The task:
Rewrite the stretch from the line containing "icon: profile card bbox=[404, 432, 522, 538]" through the line containing "List UI elements", with "presenter figure" replaced by "speaker figure" and all else unchanged.

Data section:
______

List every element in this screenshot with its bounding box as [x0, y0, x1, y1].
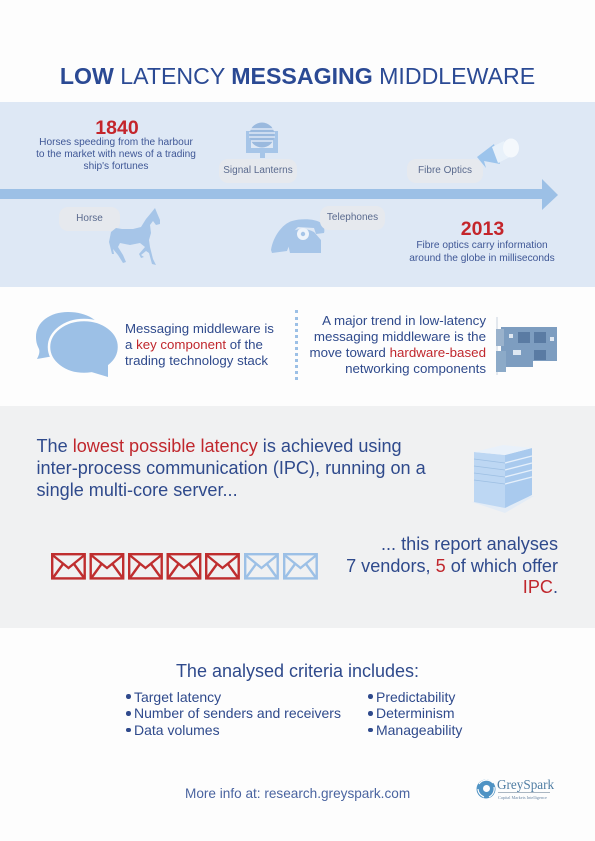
- timeline arrow: [0, 179, 558, 210]
- label: Horse: [59, 207, 120, 231]
- text: lowest possible latency: single multi-core server...: [36, 480, 238, 500]
- icon: telephone: [271, 219, 324, 253]
- text: vendors: IPC.: [523, 577, 558, 597]
- text: lowest possible latency: [36, 436, 426, 500]
- text: 2013 description: Fibre optics carry information: [416, 240, 548, 251]
- text: key component: Messaging middleware is: [125, 321, 274, 336]
- label: Signal Lanterns: Signal Lanterns: [223, 165, 293, 176]
- label: Telephones: Telephones: [327, 212, 378, 223]
- text: key component: trading technology stack: [125, 353, 268, 368]
- text: 2013 description: around the globe in milliseconds: [409, 253, 555, 264]
- label: Fibre Optics: [407, 159, 483, 183]
- criteria list right: Manageability: [376, 722, 462, 738]
- text: vendors: 7 vendors, 5 of which offer: [346, 556, 558, 576]
- text: 1840 description: ship's fortunes: [84, 161, 148, 172]
- label: Telephones: [320, 206, 385, 230]
- logo swirl: [476, 780, 496, 798]
- criteria list right: Predictability: [376, 688, 455, 704]
- criteria list right: [368, 688, 462, 738]
- logo: GreySpark: [476, 777, 554, 800]
- icon: speech bubbles: [36, 312, 118, 377]
- vendor envelopes: [51, 553, 318, 580]
- text: 1840: 1840: [95, 116, 139, 138]
- logo tagline: [498, 792, 550, 800]
- icon: server: [473, 448, 534, 513]
- panel: IPC: [0, 406, 595, 628]
- text: lowest possible latency: inter-process communication (IPC), running on a: [36, 458, 426, 478]
- panel: timeline: [0, 102, 595, 287]
- criteria list left: [126, 688, 341, 738]
- title: LOW LATENCY MESSAGING MIDDLEWARE: [60, 63, 535, 89]
- text: 2013 description: [409, 240, 555, 264]
- text: 1840 description: to the market with news of a trading: [36, 149, 196, 160]
- heading: criteria: The analysed criteria includes:: [176, 661, 419, 681]
- icon: horse: [109, 208, 160, 265]
- text: hardware trend: A major trend in low-latency: [322, 313, 486, 328]
- icon: fibre optic cable: [477, 138, 519, 168]
- text: 1840 description: [36, 137, 196, 172]
- text: 1840 description: Horses speeding from the harbour: [39, 137, 193, 148]
- text: vendors: [346, 534, 558, 597]
- label: Horse: Horse: [76, 213, 103, 224]
- text: hardware trend: networking components: [345, 361, 486, 376]
- icon: signal lantern: [246, 122, 278, 158]
- criteria list left: Target latency: [134, 688, 221, 704]
- text: 2013: 2013: [461, 218, 504, 240]
- criteria list left: Data volumes: [134, 722, 220, 738]
- label: Fibre Optics: Fibre Optics: [418, 165, 472, 176]
- text: hardware trend: [309, 313, 486, 376]
- text: hardware trend: messaging middleware is the: [314, 329, 486, 344]
- logo tagline: Capital Markets Intelligence: [498, 794, 547, 800]
- text: vendors: ... this report analyses: [381, 534, 558, 554]
- dotted divider: [295, 310, 298, 380]
- criteria list right: Determinism: [376, 705, 455, 721]
- text: lowest possible latency: The lowest possible latency is achieved using: [36, 436, 402, 456]
- criteria list left: Number of senders and receivers: [134, 705, 341, 721]
- text: hardware trend: move toward hardware-based: [309, 345, 486, 360]
- icon: network card: [496, 317, 557, 375]
- text: key component: a key component of the: [125, 337, 263, 352]
- logo wordmark: GreySpark: [497, 777, 554, 792]
- label: Signal Lanterns: [219, 159, 297, 183]
- text: more info: More info at: research.greyspark.com: [185, 786, 410, 801]
- text: key component: [125, 321, 274, 368]
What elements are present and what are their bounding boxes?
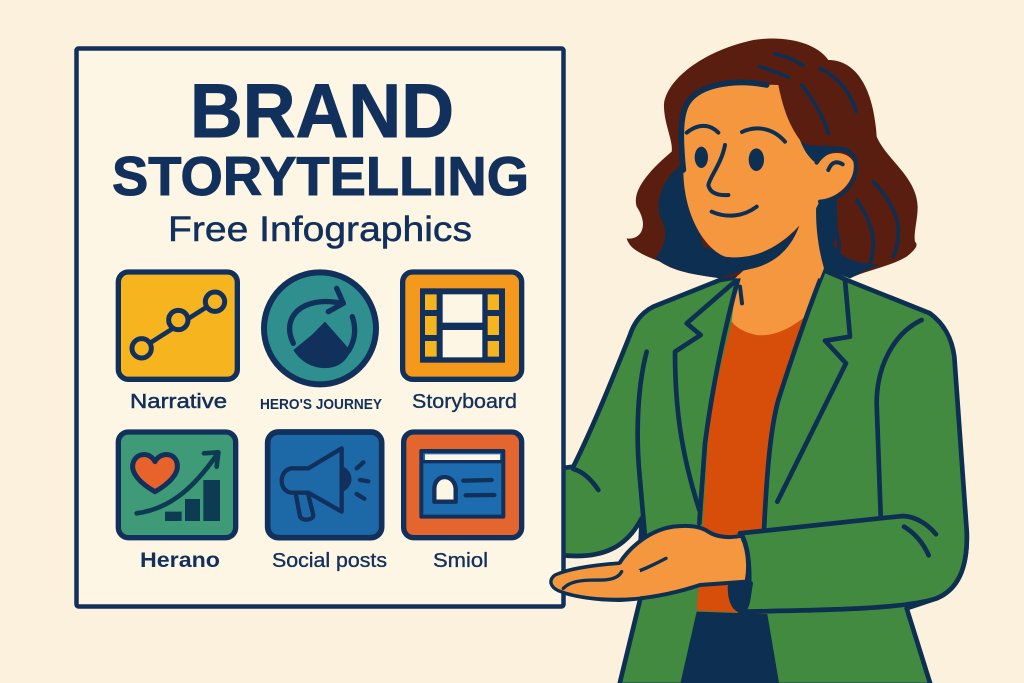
icon: profile card bbox=[404, 432, 522, 538]
icon: hero's journey bbox=[264, 272, 376, 384]
jacket and torso bbox=[560, 265, 967, 683]
label: social posts: Social posts bbox=[272, 550, 387, 572]
title: BRAND bbox=[190, 69, 454, 154]
label: narrative: Narrative bbox=[130, 391, 227, 413]
icon: narrative bbox=[118, 272, 237, 379]
icon: heart and growth bbox=[118, 432, 236, 538]
face bbox=[681, 82, 857, 278]
label: smiol: Smiol bbox=[433, 550, 488, 572]
label: storyboard: Storyboard bbox=[412, 391, 517, 413]
board panel bbox=[76, 48, 564, 606]
title: STORYTELLING bbox=[112, 145, 529, 207]
hair bbox=[627, 39, 918, 278]
label: hero's journey: HERO'S JOURNEY bbox=[260, 396, 382, 413]
title bbox=[112, 69, 529, 207]
hand over board bbox=[551, 563, 640, 599]
forearm and sleeve bbox=[730, 516, 967, 612]
icon: storyboard bbox=[403, 272, 522, 379]
icon: social megaphone bbox=[268, 432, 382, 538]
subtitle: Free Infographics bbox=[168, 210, 472, 249]
label: herano: Herano bbox=[140, 549, 220, 572]
presenter figure bbox=[551, 39, 967, 683]
hand bbox=[551, 526, 748, 600]
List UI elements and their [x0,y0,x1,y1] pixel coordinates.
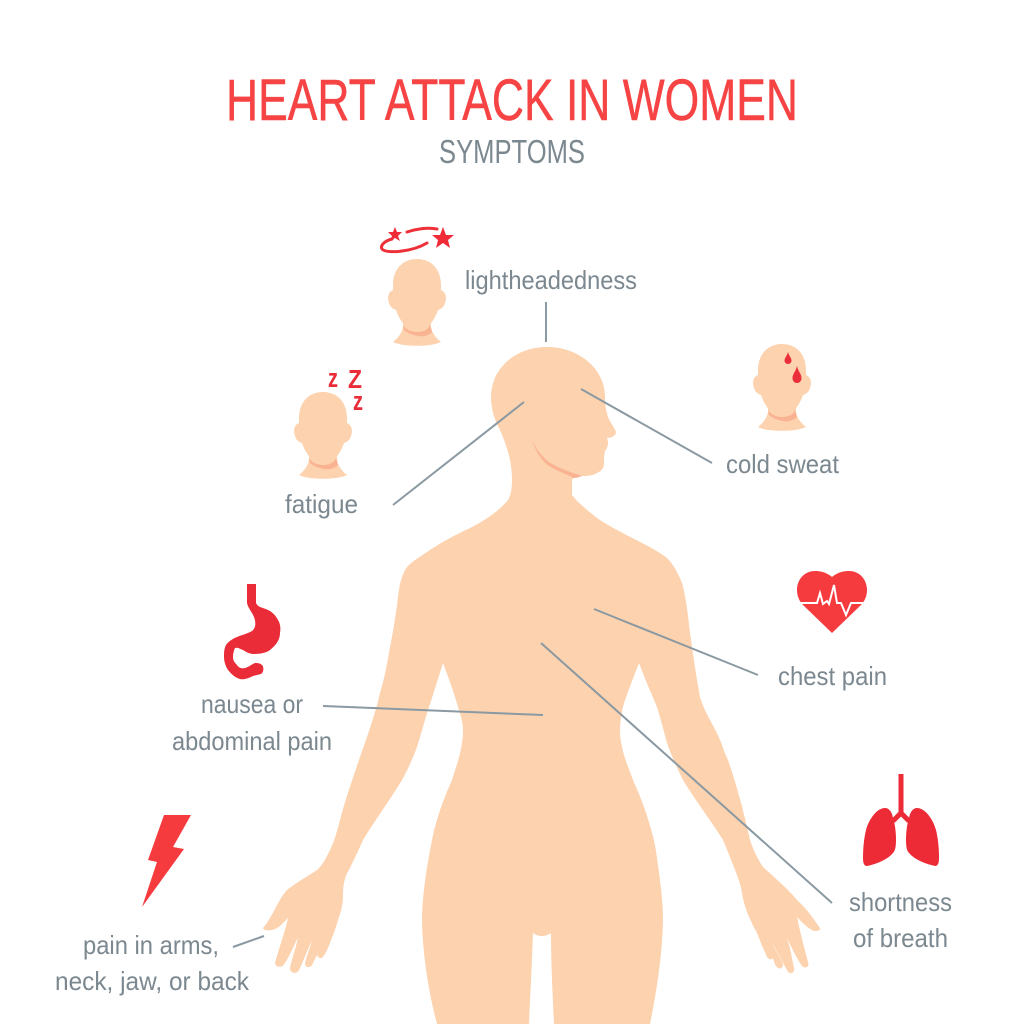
icon: lightning bolt [142,815,191,907]
subtitle: SYMPTOMS [439,133,585,170]
label: pain in arms, neck, jaw, or back: pain in arms, [83,930,219,960]
icon: lungs [863,774,939,866]
label: shortness of breath: of breath [853,923,948,953]
icon: sweating head [753,344,811,431]
label: cold sweat: cold sweat [726,449,840,479]
icon: sleepy head [294,363,363,479]
icon: dizzy head [381,227,454,346]
label: nausea or abdominal pain [172,689,332,756]
icon: sleepy head: Z [348,364,362,394]
label: lightheadedness: lightheadedness [465,265,637,295]
icon: heart with pulse [797,571,867,633]
leader lines [233,302,832,947]
body figure [263,347,820,1024]
icon: sleepy head: z [353,386,363,416]
jaw shadow [532,440,582,478]
icon: stomach [224,584,280,679]
label: shortness of breath: shortness [849,887,952,917]
label: nausea or abdominal pain: abdominal pain [172,726,332,756]
title: HEART ATTACK IN WOMEN [226,68,798,133]
icon: sleepy head: z [328,363,338,393]
label: pain in arms, neck, jaw, or back [55,930,250,996]
label: chest pain: chest pain [778,661,887,691]
label: nausea or abdominal pain: nausea or [201,689,303,719]
label: fatigue: fatigue [285,489,358,519]
label: pain in arms, neck, jaw, or back: neck, jaw, or back [55,966,250,996]
label: shortness of breath [849,887,952,953]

______

Result of the exercise:
icon: profile card bbox=[404, 432, 522, 538]
icon: hero's journey bbox=[264, 272, 376, 384]
jacket and torso bbox=[560, 265, 967, 683]
label: social posts: Social posts bbox=[272, 550, 387, 572]
title: BRAND bbox=[190, 69, 454, 154]
label: narrative: Narrative bbox=[130, 391, 227, 413]
icon: narrative bbox=[118, 272, 237, 379]
icon: heart and growth bbox=[118, 432, 236, 538]
face bbox=[681, 82, 857, 278]
label: smiol: Smiol bbox=[433, 550, 488, 572]
label: storyboard: Storyboard bbox=[412, 391, 517, 413]
board panel bbox=[76, 48, 564, 606]
title: STORYTELLING bbox=[112, 145, 529, 207]
hair bbox=[627, 39, 918, 278]
label: hero's journey: HERO'S JOURNEY bbox=[260, 396, 382, 413]
title bbox=[112, 69, 529, 207]
hand over board bbox=[551, 563, 640, 599]
forearm and sleeve bbox=[730, 516, 967, 612]
icon: storyboard bbox=[403, 272, 522, 379]
icon: social megaphone bbox=[268, 432, 382, 538]
subtitle: Free Infographics bbox=[168, 210, 472, 249]
label: herano: Herano bbox=[140, 549, 220, 572]
speaker figure bbox=[551, 39, 967, 683]
hand bbox=[551, 526, 748, 600]
List UI elements and their [x0,y0,x1,y1] pixel coordinates.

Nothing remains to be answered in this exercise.